» Page transcription dataset items
——

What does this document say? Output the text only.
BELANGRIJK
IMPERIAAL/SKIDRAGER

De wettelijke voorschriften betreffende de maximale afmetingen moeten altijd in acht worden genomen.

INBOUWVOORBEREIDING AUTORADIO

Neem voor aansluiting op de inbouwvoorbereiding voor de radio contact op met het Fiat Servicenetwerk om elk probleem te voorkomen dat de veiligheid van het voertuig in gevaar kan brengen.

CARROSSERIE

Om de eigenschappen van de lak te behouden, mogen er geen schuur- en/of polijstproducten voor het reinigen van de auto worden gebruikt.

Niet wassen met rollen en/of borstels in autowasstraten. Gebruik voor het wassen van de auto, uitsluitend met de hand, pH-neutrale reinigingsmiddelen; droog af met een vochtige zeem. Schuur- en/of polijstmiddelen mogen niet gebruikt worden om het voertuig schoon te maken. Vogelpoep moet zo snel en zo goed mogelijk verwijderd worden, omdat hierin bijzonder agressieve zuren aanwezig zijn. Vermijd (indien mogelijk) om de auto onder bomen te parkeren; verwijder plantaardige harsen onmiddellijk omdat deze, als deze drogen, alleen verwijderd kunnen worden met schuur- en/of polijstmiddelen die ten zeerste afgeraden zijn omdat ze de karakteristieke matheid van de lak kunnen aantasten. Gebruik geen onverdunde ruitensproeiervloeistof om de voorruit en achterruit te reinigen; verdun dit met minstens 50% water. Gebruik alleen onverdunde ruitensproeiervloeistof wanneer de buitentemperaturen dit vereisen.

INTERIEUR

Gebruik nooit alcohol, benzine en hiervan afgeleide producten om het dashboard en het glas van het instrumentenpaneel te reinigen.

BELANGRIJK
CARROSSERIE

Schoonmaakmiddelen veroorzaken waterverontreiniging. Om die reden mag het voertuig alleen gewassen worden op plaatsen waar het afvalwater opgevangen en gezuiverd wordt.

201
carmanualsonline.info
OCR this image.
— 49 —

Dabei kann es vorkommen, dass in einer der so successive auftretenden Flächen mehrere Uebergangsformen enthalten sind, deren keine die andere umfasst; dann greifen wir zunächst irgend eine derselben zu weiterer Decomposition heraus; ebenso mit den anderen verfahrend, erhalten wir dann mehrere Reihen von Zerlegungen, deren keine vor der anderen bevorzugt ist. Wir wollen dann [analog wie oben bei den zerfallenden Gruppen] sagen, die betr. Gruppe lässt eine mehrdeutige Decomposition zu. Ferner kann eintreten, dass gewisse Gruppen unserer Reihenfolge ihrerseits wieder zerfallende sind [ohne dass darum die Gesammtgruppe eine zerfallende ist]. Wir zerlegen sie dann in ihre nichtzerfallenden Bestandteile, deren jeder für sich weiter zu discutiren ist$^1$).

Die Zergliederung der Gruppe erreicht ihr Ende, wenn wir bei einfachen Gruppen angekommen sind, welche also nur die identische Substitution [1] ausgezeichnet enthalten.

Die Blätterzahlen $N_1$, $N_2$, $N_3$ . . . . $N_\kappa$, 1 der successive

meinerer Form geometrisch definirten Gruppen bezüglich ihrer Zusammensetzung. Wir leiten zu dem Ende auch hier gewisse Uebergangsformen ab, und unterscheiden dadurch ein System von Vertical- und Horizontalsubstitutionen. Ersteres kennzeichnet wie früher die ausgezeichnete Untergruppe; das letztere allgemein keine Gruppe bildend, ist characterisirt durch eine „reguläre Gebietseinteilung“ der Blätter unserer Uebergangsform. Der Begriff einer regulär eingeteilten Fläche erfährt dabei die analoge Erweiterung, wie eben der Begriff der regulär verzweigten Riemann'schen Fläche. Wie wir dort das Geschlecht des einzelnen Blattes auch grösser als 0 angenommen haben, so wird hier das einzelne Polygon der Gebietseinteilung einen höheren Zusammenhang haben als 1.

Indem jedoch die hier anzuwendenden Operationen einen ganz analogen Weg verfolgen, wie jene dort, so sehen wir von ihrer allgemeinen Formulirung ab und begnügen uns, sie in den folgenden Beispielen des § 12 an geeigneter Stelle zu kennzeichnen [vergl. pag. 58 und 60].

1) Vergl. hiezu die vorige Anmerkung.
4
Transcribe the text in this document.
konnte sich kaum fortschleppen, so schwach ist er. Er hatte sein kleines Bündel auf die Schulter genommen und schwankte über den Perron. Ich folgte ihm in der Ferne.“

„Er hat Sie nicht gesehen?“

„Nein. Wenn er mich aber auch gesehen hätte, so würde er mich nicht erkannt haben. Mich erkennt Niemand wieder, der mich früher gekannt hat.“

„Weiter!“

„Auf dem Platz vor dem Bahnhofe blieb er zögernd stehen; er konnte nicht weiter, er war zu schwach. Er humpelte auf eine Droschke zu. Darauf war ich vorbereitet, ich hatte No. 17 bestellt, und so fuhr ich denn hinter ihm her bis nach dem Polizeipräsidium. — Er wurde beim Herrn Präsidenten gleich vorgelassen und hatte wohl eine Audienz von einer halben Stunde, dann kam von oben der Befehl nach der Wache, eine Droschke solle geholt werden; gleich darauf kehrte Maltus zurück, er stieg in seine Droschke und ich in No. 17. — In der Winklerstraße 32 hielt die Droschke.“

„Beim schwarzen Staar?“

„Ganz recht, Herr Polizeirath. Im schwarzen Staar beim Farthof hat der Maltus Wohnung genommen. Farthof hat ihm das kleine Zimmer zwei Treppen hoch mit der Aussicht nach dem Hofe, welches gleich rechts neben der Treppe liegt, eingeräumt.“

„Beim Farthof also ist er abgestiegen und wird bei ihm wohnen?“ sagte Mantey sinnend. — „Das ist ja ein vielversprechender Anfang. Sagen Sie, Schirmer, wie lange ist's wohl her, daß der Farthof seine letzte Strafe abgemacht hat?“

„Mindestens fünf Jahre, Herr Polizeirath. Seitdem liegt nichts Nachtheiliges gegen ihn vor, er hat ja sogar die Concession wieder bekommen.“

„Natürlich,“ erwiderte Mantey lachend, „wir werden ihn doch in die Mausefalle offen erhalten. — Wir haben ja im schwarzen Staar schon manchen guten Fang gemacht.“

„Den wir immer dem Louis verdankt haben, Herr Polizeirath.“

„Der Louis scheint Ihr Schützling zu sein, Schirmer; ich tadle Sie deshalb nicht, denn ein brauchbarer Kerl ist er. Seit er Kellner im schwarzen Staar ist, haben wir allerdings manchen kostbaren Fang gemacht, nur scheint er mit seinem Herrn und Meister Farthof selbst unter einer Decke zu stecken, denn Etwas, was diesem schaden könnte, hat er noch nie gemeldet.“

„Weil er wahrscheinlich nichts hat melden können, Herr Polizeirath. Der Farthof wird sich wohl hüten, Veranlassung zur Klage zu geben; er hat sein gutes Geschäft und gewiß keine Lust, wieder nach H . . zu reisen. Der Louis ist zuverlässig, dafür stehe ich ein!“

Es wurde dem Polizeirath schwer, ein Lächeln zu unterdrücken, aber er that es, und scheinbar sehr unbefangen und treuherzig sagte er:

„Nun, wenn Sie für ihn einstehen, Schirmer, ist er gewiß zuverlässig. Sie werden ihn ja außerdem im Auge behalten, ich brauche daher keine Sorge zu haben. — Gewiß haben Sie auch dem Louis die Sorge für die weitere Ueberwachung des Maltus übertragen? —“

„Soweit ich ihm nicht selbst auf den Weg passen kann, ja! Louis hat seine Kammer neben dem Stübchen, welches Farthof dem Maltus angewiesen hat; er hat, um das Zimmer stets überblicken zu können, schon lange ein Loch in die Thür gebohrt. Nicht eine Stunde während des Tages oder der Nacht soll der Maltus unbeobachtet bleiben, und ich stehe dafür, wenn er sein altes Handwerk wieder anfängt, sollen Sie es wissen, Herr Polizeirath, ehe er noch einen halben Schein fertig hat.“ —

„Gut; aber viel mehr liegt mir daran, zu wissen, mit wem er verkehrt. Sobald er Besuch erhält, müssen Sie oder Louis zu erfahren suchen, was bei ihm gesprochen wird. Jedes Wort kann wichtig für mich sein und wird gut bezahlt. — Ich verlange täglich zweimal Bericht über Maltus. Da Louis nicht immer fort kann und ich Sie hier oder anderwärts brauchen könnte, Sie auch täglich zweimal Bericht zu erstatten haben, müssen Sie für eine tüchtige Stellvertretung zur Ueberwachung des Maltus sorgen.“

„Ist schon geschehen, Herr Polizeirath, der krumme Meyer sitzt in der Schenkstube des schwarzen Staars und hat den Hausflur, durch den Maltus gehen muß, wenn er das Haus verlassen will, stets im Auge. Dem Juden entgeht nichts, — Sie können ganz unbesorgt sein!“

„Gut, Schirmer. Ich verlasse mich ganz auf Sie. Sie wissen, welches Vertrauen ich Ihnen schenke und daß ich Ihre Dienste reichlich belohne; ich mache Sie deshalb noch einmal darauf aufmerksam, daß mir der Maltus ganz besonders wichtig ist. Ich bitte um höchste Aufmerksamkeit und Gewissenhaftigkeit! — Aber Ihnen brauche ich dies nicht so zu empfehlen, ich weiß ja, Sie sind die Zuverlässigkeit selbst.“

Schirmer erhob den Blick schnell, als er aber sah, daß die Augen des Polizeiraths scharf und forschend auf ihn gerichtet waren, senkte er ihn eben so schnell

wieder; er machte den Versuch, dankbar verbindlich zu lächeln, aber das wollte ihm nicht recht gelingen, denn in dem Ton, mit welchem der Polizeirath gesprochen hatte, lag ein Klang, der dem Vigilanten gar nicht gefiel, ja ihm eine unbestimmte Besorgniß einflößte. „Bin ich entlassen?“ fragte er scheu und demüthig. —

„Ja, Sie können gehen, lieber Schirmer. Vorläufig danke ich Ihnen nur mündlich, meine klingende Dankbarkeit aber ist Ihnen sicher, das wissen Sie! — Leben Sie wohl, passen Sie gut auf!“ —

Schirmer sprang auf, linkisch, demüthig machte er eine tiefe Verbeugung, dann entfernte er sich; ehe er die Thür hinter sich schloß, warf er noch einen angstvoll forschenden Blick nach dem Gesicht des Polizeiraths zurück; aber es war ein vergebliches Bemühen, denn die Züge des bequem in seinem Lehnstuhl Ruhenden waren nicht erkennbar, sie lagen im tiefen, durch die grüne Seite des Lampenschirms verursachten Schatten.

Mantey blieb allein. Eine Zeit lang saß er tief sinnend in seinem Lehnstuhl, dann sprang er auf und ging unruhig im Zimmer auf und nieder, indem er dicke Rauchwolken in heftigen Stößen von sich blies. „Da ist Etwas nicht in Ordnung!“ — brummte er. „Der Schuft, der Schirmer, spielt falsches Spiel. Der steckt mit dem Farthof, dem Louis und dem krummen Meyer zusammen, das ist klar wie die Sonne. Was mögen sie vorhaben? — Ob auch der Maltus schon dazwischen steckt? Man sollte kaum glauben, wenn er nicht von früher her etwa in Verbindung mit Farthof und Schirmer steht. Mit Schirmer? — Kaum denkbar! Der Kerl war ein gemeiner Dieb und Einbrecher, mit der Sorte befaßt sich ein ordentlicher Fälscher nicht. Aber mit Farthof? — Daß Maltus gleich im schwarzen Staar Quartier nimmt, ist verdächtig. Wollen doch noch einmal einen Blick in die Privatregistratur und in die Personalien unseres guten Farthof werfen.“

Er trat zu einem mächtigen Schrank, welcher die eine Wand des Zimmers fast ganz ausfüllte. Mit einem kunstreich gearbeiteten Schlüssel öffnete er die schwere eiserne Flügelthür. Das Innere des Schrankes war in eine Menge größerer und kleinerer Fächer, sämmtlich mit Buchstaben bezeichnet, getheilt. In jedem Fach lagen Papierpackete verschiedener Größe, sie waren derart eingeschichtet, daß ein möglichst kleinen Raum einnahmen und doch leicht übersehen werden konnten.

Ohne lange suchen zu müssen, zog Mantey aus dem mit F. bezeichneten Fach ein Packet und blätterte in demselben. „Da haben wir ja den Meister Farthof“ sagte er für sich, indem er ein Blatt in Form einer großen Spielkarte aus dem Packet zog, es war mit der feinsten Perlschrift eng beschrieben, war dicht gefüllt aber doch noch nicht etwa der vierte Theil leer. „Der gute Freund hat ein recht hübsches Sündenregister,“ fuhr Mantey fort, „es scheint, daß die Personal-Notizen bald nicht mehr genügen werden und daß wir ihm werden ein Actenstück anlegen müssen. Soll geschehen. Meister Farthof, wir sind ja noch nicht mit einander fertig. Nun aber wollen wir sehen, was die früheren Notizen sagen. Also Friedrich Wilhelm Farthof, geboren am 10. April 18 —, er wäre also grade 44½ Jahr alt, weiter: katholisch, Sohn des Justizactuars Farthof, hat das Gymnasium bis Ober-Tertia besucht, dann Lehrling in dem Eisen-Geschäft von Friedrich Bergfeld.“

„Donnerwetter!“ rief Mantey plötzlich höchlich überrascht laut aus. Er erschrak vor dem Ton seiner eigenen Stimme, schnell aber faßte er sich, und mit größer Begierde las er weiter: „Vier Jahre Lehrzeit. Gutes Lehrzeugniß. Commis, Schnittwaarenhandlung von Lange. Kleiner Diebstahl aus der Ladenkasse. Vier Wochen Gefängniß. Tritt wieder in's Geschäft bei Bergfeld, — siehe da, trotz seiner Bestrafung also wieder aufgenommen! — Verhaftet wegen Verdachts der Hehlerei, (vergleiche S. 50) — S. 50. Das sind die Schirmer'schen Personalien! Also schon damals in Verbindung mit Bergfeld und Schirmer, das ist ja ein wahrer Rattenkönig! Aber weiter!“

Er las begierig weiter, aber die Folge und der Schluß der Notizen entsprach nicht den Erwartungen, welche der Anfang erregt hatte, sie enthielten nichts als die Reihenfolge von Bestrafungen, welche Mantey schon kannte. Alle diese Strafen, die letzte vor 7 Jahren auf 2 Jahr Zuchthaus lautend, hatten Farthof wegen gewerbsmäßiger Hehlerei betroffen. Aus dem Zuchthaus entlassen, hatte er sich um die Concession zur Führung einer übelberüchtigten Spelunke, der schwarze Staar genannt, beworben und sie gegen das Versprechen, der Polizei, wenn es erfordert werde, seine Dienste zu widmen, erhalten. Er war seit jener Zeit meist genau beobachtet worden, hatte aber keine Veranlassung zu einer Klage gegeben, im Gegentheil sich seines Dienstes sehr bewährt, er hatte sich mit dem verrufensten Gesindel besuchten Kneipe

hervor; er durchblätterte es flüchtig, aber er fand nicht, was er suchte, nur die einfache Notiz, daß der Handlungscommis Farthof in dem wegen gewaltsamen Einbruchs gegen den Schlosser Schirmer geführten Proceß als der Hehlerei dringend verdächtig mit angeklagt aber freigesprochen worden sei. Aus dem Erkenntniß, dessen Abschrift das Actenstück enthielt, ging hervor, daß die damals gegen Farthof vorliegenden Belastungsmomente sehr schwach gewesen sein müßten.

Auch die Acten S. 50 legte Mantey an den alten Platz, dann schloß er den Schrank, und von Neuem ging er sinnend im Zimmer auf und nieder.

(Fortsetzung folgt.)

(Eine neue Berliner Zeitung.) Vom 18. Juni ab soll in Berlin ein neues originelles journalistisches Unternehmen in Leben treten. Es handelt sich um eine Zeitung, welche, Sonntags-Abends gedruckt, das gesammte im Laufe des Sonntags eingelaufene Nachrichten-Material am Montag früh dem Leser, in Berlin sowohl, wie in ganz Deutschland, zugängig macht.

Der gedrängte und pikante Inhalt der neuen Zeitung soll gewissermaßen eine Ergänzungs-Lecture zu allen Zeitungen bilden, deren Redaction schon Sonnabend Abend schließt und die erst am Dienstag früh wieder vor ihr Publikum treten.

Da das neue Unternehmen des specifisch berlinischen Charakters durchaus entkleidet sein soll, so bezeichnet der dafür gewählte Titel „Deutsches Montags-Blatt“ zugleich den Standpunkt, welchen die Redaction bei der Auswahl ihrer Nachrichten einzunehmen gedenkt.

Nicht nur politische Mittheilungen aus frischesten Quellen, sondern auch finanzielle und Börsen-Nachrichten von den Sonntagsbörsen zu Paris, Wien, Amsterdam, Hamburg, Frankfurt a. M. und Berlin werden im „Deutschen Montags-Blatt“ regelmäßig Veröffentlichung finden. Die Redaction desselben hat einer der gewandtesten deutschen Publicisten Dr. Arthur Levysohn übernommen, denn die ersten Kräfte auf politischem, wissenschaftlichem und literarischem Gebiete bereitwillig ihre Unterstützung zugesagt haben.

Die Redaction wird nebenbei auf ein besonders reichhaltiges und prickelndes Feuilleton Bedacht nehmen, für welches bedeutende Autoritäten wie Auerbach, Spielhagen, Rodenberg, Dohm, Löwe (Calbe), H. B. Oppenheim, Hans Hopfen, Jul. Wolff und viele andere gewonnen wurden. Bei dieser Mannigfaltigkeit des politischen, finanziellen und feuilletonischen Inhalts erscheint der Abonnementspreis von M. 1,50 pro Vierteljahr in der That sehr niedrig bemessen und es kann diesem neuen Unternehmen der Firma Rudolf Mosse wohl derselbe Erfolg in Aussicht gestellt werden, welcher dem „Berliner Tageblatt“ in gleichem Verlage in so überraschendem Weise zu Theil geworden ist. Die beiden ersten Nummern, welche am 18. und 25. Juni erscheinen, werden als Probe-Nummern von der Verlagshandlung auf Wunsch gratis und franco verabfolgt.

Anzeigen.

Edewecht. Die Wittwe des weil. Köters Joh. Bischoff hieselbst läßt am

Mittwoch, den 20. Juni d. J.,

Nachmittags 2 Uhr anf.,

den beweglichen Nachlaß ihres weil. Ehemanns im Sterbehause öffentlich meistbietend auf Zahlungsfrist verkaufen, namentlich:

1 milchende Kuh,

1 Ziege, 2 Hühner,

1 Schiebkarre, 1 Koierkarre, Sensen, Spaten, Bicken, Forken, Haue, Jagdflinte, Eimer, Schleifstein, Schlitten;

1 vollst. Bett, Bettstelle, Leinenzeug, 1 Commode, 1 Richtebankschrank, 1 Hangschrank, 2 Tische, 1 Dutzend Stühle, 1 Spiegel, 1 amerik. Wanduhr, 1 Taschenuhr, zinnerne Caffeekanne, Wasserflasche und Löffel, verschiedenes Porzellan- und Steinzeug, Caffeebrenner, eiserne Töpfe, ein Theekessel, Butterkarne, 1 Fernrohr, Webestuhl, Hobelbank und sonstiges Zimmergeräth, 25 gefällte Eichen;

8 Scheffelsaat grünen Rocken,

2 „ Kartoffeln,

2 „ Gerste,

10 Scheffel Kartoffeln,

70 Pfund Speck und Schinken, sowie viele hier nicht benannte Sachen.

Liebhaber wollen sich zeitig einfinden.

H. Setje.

——

» Work to complete
Please tally every line of the entries that holds "neuen" and answer with that figure alone.

» Completed task
2